#### Stated exercise
Write out the whole listing exactly as it stands.

#### Dataset entries
- - -

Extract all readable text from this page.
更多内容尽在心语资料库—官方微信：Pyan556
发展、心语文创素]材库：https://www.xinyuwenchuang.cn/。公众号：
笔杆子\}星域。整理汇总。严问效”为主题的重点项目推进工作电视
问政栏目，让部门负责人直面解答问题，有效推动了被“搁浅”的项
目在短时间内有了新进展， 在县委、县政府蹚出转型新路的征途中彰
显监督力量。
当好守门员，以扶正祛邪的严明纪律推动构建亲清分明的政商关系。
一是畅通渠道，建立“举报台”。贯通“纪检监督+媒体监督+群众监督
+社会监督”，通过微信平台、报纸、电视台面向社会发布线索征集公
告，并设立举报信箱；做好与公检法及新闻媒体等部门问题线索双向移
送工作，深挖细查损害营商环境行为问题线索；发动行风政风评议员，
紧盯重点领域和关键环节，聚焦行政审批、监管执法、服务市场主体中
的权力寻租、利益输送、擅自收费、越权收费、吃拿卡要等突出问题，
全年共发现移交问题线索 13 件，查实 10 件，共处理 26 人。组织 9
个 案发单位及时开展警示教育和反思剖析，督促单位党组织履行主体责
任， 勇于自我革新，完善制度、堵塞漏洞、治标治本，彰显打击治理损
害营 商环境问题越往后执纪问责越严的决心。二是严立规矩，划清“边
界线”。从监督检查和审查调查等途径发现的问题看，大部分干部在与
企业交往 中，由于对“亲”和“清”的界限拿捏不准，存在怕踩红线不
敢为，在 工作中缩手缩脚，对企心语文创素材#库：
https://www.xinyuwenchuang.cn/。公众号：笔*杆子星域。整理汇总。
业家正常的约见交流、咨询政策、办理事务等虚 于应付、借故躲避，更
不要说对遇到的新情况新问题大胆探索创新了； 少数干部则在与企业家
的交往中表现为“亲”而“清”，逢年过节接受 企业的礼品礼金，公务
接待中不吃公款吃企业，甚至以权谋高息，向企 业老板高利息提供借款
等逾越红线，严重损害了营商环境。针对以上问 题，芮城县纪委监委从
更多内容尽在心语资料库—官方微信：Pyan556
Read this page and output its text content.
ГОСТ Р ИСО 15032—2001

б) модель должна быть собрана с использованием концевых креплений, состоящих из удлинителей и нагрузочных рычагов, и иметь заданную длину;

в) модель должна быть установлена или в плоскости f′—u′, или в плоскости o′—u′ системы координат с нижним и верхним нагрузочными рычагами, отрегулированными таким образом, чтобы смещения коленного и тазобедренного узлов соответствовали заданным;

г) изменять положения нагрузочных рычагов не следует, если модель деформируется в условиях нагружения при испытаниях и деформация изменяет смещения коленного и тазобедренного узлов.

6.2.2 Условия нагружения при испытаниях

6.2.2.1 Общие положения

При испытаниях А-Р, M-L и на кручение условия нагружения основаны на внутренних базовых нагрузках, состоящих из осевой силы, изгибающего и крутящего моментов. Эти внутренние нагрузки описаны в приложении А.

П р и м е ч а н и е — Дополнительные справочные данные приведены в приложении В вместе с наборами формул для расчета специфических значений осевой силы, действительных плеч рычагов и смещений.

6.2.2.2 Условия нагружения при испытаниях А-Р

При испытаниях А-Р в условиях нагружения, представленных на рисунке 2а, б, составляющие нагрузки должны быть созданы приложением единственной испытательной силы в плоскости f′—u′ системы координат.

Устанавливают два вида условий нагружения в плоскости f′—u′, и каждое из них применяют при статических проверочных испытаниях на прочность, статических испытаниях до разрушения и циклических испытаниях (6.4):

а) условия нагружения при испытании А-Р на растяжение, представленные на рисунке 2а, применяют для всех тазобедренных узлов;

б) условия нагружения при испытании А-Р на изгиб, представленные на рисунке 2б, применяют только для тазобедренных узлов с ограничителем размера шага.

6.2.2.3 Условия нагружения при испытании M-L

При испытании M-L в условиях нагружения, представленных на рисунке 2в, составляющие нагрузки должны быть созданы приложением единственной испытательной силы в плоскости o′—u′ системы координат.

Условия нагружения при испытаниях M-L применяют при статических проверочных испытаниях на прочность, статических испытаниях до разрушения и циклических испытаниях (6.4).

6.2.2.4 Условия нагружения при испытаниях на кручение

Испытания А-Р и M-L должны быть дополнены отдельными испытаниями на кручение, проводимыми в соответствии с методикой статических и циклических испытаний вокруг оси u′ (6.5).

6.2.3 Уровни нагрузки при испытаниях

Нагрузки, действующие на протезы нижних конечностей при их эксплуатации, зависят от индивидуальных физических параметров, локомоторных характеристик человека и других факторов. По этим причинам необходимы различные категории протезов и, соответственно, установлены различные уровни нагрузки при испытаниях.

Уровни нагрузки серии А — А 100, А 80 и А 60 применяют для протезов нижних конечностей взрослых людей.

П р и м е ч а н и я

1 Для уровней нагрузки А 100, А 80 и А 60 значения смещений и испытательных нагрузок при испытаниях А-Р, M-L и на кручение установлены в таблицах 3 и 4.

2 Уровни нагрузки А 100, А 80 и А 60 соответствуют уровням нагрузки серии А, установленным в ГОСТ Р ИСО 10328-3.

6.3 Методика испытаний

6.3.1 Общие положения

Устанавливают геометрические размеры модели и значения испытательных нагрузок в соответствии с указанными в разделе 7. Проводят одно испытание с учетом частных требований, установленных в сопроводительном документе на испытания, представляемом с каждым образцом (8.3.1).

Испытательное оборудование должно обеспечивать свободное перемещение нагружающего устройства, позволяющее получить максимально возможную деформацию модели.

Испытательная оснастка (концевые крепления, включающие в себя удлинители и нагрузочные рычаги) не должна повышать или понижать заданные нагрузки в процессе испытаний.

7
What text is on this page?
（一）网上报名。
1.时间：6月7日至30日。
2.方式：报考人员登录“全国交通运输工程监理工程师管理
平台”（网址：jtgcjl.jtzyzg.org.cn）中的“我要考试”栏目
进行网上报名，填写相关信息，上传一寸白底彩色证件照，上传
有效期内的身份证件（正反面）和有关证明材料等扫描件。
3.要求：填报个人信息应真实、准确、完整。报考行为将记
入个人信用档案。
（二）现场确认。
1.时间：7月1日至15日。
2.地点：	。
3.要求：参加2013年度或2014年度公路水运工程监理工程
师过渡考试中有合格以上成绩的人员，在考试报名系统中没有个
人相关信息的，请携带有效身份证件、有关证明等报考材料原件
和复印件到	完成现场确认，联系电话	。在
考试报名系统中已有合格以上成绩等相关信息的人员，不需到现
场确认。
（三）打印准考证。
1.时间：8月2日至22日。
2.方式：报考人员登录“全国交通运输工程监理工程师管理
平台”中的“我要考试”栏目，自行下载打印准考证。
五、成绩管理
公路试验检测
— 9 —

- - -

#### Solution for this exercise
Extract all readable text from this page.
更多内容尽在心语资料库—官方微信：Pyan556
发展、心语文创素]材库：https://www.xinyuwenchuang.cn/。公众号：
笔杆子\}星域。整理汇总。严问效”为主题的重点项目推进工作电视
问政栏目，让部门负责人直面解答问题，有效推动了被“搁浅”的项
目在短时间内有了新进展， 在县委、县政府蹚出转型新路的征途中彰
显监督力量。
当好守门员，以扶正祛邪的严明纪律推动构建亲清分明的政商关系。
一是畅通渠道，建立“举报台”。贯通“纪检监督+媒体监督+群众监督
+社会监督”，通过微信平台、报纸、电视台面向社会发布线索征集公
告，并设立举报信箱；做好与公检法及新闻媒体等部门问题线索双向移
送工作，深挖细查损害营商环境行为问题线索；发动行风政风评议员，
紧盯重点领域和关键环节，聚焦行政审批、监管执法、服务市场主体中
的权力寻租、利益输送、擅自收费、越权收费、吃拿卡要等突出问题，
全年共发现移交问题线索 13 件，查实 10 件，共处理 26 人。组织 9
个 案发单位及时开展警示教育和反思剖析，督促单位党组织履行主体责
任， 勇于自我革新，完善制度、堵塞漏洞、治标治本，彰显打击治理损
害营 商环境问题越往后执纪问责越严的决心。二是严立规矩，划清“边
界线”。从监督检查和审查调查等途径发现的问题看，大部分干部在与
企业交往 中，由于对“亲”和“清”的界限拿捏不准，存在怕踩红线不
敢为，在 工作中缩手缩脚，对企心语文创素材#库：
https://www.xinyuwenchuang.cn/。公众号：笔*杆子星域。整理汇总。
业家正常的约见交流、咨询政策、办理事务等虚 于应付、借故躲避，更
不要说对遇到的新情况新问题大胆探索创新了； 少数干部则在与企业家
的交往中表现为“亲”而“清”，逢年过节接受 企业的礼品礼金，公务
接待中不吃公款吃企业，甚至以权谋高息，向企 业老板高利息提供借款
等逾越红线，严重损害了营商环境。针对以上问 题，芮城县纪委监委从
更多内容尽在心语资料库—官方微信：Pyan556
Read this page and output its text content.
ГОСТ Р ИСО 15032—2001

б) модель должна быть собрана с использованием концевых креплений, состоящих из удлинителей и нагрузочных рычагов, и иметь заданную длину;

в) модель должна быть установлена или в плоскости f′—u′, или в плоскости o′—u′ системы координат с нижним и верхним нагрузочными рычагами, отрегулированными таким образом, чтобы смещения коленного и тазобедренного узлов соответствовали заданным;

г) изменять положения нагрузочных рычагов не следует, если модель деформируется в условиях нагружения при испытаниях и деформация изменяет смещения коленного и тазобедренного узлов.

6.2.2 Условия нагружения при испытаниях

6.2.2.1 Общие положения

При испытаниях А-Р, M-L и на кручение условия нагружения основаны на внутренних базовых нагрузках, состоящих из осевой силы, изгибающего и крутящего моментов. Эти внутренние нагрузки описаны в приложении А.

П р и м е ч а н и е — Дополнительные справочные данные приведены в приложении В вместе с наборами формул для расчета специфических значений осевой силы, действительных плеч рычагов и смещений.

6.2.2.2 Условия нагружения при испытаниях А-Р

При испытаниях А-Р в условиях нагружения, представленных на рисунке 2а, б, составляющие нагрузки должны быть созданы приложением единственной испытательной силы в плоскости f′—u′ системы координат.

Устанавливают два вида условий нагружения в плоскости f′—u′, и каждое из них применяют при статических проверочных испытаниях на прочность, статических испытаниях до разрушения и циклических испытаниях (6.4):

а) условия нагружения при испытании А-Р на растяжение, представленные на рисунке 2а, применяют для всех тазобедренных узлов;

б) условия нагружения при испытании А-Р на изгиб, представленные на рисунке 2б, применяют только для тазобедренных узлов с ограничителем размера шага.

6.2.2.3 Условия нагружения при испытании M-L

При испытании M-L в условиях нагружения, представленных на рисунке 2в, составляющие нагрузки должны быть созданы приложением единственной испытательной силы в плоскости o′—u′ системы координат.

Условия нагружения при испытаниях M-L применяют при статических проверочных испытаниях на прочность, статических испытаниях до разрушения и циклических испытаниях (6.4).

6.2.2.4 Условия нагружения при испытаниях на кручение

Испытания А-Р и M-L должны быть дополнены отдельными испытаниями на кручение, проводимыми в соответствии с методикой статических и циклических испытаний вокруг оси u′ (6.5).

6.2.3 Уровни нагрузки при испытаниях

Нагрузки, действующие на протезы нижних конечностей при их эксплуатации, зависят от индивидуальных физических параметров, локомоторных характеристик человека и других факторов. По этим причинам необходимы различные категории протезов и, соответственно, установлены различные уровни нагрузки при испытаниях.

Уровни нагрузки серии А — А 100, А 80 и А 60 применяют для протезов нижних конечностей взрослых людей.

П р и м е ч а н и я

1 Для уровней нагрузки А 100, А 80 и А 60 значения смещений и испытательных нагрузок при испытаниях А-Р, M-L и на кручение установлены в таблицах 3 и 4.

2 Уровни нагрузки А 100, А 80 и А 60 соответствуют уровням нагрузки серии А, установленным в ГОСТ Р ИСО 10328-3.

6.3 Методика испытаний

6.3.1 Общие положения

Устанавливают геометрические размеры модели и значения испытательных нагрузок в соответствии с указанными в разделе 7. Проводят одно испытание с учетом частных требований, установленных в сопроводительном документе на испытания, представляемом с каждым образцом (8.3.1).

Испытательное оборудование должно обеспечивать свободное перемещение нагружающего устройства, позволяющее получить максимально возможную деформацию модели.

Испытательная оснастка (концевые крепления, включающие в себя удлинители и нагрузочные рычаги) не должна повышать или понижать заданные нагрузки в процессе испытаний.

7
What text is on this page?
（一）网上报名。
1.时间：6月7日至30日。
2.方式：报考人员登录“全国交通运输工程监理工程师管理
平台”（网址：jtgcjl.jtzyzg.org.cn）中的“我要考试”栏目
进行网上报名，填写相关信息，上传一寸白底彩色证件照，上传
有效期内的身份证件（正反面）和有关证明材料等扫描件。
3.要求：填报个人信息应真实、准确、完整。报考行为将记
入个人信用档案。
（二）现场确认。
1.时间：7月1日至15日。
2.地点：	。
3.要求：参加2013年度或2014年度公路水运工程监理工程
师过渡考试中有合格以上成绩的人员，在考试报名系统中没有个
人相关信息的，请携带有效身份证件、有关证明等报考材料原件
和复印件到	完成现场确认，联系电话	。在
考试报名系统中已有合格以上成绩等相关信息的人员，不需到现
场确认。
（三）打印准考证。
1.时间：8月2日至22日。
2.方式：报考人员登录“全国交通运输工程监理工程师管理
平台”中的“我要考试”栏目，自行下载打印准考证。
五、成绩管理
公路试验检测
— 9 —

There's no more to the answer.